= Data for the task =
= = = =

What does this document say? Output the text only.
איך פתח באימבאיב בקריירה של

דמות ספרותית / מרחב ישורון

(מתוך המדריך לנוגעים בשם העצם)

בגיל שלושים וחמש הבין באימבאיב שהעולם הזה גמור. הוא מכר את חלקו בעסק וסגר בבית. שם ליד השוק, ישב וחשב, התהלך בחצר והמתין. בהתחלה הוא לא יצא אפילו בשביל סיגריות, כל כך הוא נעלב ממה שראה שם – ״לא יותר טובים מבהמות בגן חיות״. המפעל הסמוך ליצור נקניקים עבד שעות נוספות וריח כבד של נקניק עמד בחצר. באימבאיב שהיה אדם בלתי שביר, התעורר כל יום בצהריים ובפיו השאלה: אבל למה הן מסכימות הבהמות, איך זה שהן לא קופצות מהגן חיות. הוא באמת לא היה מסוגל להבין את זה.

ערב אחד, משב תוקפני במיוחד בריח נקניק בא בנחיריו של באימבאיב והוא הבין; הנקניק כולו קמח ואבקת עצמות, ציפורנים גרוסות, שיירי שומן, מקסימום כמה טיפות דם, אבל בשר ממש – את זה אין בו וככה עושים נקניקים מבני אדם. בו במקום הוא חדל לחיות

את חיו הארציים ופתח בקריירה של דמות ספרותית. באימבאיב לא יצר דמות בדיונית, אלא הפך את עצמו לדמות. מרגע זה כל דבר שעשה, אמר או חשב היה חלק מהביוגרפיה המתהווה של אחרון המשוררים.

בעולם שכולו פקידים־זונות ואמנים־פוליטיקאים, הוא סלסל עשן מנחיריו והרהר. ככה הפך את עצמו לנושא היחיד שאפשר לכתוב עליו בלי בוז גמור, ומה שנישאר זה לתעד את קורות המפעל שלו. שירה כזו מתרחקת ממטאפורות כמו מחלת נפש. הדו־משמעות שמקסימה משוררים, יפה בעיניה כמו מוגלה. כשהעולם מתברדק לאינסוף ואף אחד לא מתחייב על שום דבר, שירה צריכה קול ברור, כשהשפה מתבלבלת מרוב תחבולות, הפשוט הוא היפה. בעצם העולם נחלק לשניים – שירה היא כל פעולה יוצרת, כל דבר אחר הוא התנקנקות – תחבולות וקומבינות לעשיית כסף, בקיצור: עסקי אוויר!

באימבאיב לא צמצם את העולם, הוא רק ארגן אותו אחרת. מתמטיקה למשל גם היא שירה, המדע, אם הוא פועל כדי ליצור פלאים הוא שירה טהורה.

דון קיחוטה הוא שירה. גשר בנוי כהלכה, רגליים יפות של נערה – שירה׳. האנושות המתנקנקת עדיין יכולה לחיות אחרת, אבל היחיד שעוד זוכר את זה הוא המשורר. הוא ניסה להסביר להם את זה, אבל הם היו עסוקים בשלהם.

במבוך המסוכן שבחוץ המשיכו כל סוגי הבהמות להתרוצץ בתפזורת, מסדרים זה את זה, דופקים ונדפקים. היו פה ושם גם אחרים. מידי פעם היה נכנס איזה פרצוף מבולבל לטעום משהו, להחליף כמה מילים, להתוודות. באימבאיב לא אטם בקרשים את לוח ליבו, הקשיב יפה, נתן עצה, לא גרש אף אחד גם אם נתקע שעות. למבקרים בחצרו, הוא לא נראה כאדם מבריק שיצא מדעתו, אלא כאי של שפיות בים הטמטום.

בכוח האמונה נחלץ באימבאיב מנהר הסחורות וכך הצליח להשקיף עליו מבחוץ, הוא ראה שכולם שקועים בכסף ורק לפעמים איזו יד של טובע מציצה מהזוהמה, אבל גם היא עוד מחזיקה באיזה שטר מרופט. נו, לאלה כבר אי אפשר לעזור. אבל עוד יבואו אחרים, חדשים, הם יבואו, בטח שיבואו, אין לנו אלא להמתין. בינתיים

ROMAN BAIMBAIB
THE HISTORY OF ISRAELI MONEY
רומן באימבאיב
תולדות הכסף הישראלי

= = = =

= Directions =
Each line in the entries above that includes the string "בקריירה" should be extracted.

= Full answer =
איך פתח באימבאיב בקריירה של
את חיו הארציים ופתח בקריירה של דמות ספרותית. באימבאיב לא יצר דמות בדיונית, אלא הפך את עצמו לדמות. מרגע זה כל דבר שעשה, אמר או חשב היה חלק מהביוגרפיה המתהווה של אחרון המשוררים.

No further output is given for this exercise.